- [What you will do]: Work through the data below line by line and say how many lines hold "http"; give only the number.

Extracted records:
────────────────────────────────────────
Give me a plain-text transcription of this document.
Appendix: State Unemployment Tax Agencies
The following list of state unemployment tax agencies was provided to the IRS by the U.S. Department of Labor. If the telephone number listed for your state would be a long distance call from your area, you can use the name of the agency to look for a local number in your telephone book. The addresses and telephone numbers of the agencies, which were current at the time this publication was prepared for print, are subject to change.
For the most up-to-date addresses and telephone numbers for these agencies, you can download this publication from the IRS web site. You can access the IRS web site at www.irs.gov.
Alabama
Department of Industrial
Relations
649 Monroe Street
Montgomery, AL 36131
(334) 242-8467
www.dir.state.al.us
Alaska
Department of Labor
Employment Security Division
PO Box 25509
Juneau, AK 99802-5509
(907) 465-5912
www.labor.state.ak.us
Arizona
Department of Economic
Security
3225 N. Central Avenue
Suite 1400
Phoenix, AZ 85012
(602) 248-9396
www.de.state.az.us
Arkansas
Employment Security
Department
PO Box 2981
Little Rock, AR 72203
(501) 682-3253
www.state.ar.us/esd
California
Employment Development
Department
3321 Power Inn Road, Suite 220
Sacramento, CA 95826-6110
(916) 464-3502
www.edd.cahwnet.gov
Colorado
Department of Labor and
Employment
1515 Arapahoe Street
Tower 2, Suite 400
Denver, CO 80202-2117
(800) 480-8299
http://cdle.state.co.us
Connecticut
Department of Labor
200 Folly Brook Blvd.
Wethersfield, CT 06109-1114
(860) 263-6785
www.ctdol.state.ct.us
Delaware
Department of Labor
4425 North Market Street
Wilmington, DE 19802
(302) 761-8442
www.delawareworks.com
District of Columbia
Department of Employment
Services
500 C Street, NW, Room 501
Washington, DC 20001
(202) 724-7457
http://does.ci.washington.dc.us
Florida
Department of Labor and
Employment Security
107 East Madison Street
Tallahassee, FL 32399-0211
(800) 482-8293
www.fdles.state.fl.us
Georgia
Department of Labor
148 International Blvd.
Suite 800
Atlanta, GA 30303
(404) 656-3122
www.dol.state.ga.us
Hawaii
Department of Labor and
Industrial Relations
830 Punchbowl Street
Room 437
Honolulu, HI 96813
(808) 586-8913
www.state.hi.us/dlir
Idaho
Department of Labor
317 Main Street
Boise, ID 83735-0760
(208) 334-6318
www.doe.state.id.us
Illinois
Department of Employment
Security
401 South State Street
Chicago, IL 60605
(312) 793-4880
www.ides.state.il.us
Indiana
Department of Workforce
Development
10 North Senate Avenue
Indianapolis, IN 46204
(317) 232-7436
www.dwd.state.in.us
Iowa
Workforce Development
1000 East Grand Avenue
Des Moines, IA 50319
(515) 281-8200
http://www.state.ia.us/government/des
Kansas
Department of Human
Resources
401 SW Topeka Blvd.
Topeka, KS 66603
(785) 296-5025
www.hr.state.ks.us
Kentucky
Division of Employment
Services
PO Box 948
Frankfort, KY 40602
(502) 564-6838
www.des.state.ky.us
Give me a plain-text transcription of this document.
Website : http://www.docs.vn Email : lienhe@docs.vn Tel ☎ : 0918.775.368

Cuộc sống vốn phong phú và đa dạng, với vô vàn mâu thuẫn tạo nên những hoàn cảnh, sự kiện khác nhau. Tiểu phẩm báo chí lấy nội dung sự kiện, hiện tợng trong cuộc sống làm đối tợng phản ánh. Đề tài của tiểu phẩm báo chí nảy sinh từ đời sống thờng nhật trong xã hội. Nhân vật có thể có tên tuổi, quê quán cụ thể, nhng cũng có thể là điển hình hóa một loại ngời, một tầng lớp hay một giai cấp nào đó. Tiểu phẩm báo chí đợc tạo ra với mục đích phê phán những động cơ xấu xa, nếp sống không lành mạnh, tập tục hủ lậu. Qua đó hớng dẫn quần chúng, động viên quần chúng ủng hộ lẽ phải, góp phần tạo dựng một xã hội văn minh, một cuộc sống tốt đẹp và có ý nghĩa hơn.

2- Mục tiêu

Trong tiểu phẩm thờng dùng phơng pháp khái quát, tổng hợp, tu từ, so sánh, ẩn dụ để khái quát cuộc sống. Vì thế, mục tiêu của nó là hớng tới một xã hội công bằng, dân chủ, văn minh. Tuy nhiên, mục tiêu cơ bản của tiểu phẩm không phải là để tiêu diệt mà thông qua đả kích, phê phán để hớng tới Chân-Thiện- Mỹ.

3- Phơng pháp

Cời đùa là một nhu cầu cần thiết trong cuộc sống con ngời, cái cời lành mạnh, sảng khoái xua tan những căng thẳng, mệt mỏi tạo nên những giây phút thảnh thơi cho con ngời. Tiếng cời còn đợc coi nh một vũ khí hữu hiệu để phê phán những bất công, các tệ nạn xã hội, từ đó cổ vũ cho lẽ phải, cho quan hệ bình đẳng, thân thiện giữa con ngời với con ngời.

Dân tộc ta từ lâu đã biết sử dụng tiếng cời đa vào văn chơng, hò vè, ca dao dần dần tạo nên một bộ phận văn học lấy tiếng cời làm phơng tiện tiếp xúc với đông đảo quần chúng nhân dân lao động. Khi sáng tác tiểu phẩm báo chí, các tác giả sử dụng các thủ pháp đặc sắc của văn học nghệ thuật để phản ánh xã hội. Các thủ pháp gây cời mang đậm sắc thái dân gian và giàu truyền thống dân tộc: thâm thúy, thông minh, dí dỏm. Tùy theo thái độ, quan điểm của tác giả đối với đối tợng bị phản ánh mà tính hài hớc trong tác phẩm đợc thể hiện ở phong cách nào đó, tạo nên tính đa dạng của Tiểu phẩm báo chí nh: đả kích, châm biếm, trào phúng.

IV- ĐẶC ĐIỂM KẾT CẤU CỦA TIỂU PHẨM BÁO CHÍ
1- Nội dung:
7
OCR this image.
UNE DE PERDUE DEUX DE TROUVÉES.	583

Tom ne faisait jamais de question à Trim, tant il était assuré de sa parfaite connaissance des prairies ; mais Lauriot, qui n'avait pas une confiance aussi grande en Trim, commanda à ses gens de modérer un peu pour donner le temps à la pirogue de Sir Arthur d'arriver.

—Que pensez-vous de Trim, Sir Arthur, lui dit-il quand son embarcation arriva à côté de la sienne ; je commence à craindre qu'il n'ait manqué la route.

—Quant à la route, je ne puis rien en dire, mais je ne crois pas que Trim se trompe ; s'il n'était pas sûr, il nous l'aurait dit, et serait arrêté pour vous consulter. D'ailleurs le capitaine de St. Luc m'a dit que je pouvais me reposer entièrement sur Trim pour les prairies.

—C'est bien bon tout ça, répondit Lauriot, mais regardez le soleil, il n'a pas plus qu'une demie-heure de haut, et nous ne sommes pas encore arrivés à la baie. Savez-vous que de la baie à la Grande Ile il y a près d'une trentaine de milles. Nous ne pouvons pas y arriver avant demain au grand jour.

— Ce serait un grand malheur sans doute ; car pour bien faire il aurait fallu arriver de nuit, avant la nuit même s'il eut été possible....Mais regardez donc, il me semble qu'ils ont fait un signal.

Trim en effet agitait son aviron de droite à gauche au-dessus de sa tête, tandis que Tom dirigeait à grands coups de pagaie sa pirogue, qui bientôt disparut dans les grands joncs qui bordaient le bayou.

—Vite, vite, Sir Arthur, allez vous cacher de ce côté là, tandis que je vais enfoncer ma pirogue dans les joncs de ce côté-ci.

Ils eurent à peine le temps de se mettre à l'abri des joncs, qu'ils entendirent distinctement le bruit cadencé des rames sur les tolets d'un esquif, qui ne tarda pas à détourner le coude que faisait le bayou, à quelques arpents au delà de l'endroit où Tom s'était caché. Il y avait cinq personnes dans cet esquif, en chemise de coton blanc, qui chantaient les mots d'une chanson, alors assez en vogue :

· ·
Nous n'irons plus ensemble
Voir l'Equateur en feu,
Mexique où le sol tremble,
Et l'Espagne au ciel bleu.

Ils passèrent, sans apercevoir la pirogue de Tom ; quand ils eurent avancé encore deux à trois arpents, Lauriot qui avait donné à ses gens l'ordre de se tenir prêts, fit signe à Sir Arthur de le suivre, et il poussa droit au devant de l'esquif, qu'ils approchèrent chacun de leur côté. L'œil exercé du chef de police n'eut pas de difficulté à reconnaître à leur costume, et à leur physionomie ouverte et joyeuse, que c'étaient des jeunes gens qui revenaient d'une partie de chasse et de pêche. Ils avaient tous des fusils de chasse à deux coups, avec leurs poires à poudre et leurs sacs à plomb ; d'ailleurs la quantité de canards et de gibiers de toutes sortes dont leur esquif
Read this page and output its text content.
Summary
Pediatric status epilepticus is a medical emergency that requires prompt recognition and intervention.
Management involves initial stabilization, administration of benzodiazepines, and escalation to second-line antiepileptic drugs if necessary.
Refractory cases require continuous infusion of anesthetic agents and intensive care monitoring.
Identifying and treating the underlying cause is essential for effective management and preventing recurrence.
────────────────────────────────────────
- [Problem solution]: 4